Gather every line from the entries below that includes "subtitle".

#### SUPPLIED ENTRIES ####

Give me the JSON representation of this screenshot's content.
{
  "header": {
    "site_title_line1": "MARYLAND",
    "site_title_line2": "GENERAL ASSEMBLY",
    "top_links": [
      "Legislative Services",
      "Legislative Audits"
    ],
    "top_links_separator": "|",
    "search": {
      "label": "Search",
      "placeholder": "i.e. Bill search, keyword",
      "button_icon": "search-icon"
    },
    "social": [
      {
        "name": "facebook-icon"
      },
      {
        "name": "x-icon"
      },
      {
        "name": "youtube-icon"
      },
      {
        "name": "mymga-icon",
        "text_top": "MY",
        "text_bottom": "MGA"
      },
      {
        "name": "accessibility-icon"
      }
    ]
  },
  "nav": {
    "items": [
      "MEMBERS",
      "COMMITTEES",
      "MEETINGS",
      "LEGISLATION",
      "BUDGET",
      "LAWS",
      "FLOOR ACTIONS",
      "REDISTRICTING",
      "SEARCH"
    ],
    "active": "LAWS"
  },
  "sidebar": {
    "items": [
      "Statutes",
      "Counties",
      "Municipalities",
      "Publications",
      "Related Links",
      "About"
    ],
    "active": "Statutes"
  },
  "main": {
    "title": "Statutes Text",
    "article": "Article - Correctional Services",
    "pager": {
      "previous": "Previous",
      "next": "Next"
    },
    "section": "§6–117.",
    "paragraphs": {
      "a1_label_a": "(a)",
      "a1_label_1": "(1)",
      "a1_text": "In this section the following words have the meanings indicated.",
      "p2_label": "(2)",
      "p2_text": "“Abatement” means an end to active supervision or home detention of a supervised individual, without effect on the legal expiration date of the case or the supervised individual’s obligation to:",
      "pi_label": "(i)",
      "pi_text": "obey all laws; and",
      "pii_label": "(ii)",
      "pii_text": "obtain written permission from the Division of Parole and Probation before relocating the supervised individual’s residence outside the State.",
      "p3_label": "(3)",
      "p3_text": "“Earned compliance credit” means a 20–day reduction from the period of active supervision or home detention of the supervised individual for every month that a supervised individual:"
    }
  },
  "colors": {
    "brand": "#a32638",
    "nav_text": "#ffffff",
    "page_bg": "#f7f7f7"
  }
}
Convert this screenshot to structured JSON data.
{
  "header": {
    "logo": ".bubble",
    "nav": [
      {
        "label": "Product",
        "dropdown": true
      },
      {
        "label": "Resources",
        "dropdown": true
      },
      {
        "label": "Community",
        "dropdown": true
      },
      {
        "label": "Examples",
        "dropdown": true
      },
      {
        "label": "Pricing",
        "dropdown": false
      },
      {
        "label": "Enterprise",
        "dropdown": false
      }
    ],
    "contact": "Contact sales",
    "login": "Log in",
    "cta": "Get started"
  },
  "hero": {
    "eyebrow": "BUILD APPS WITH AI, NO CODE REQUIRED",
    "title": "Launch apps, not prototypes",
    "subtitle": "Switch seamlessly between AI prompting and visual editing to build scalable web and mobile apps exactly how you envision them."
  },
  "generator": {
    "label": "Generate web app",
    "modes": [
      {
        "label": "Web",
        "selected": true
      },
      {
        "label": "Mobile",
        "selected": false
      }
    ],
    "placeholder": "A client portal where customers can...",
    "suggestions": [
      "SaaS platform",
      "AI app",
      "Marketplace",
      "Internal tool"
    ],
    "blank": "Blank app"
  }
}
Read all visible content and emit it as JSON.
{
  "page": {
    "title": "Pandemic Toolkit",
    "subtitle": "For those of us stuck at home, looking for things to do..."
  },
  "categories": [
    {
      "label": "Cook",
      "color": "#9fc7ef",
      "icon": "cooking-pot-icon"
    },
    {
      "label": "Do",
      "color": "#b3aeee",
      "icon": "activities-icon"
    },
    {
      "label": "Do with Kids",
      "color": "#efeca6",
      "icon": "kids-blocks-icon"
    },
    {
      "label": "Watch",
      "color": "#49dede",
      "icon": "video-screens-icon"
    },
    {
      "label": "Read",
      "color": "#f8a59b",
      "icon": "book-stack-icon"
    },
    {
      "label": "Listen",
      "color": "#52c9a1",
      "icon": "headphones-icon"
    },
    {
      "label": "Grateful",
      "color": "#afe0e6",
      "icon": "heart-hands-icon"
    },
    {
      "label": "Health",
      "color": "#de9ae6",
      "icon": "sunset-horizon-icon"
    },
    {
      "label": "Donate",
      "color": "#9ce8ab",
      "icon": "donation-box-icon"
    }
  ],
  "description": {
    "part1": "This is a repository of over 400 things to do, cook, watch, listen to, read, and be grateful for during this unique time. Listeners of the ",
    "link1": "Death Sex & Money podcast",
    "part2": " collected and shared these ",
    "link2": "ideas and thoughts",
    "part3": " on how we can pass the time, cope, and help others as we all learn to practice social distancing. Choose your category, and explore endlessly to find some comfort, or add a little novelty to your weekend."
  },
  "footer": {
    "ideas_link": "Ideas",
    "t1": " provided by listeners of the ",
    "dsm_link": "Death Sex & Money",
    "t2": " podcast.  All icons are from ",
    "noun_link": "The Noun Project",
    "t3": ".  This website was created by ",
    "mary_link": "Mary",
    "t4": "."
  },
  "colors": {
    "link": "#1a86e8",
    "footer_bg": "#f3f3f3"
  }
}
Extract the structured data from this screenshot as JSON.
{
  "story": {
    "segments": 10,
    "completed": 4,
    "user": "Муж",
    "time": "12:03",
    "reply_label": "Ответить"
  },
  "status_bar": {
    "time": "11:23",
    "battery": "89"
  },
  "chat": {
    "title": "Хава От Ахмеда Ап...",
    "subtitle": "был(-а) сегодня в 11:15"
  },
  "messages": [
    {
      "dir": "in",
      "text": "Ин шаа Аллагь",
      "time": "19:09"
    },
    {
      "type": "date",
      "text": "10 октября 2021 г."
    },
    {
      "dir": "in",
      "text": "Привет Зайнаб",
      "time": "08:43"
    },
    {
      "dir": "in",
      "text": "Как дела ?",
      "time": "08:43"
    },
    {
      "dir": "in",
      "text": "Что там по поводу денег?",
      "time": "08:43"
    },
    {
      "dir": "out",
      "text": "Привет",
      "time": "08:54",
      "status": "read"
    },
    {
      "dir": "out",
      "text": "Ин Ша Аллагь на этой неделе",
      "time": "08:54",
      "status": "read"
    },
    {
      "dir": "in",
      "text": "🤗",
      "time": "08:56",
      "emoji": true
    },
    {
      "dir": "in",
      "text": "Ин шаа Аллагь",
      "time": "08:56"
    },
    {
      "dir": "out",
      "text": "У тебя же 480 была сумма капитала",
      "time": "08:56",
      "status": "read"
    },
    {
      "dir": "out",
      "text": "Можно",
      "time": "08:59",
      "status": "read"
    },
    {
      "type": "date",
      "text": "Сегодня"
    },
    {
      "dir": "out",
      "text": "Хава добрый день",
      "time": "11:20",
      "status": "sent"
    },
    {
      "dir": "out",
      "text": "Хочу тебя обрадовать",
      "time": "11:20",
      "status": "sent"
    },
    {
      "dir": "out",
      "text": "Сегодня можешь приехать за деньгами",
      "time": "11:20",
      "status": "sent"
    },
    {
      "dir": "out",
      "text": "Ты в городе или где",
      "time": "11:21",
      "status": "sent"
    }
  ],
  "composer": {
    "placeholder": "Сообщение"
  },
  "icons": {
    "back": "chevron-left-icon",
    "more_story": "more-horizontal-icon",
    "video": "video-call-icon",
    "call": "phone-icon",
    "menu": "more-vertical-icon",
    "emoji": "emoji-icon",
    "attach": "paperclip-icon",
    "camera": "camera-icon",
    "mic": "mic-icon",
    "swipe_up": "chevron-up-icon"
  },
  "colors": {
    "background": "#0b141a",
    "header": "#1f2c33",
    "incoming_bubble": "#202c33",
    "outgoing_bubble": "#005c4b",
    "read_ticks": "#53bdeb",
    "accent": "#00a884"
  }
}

####

◆ SOLUTION FOR THIS PROBLEM:
    "subtitle": "Switch seamlessly between AI prompting and visual editing to build scalable web and mobile apps exactly how you envision them."
    "subtitle": "For those of us stuck at home, looking for things to do..."
    "subtitle": "был(-а) сегодня в 11:15"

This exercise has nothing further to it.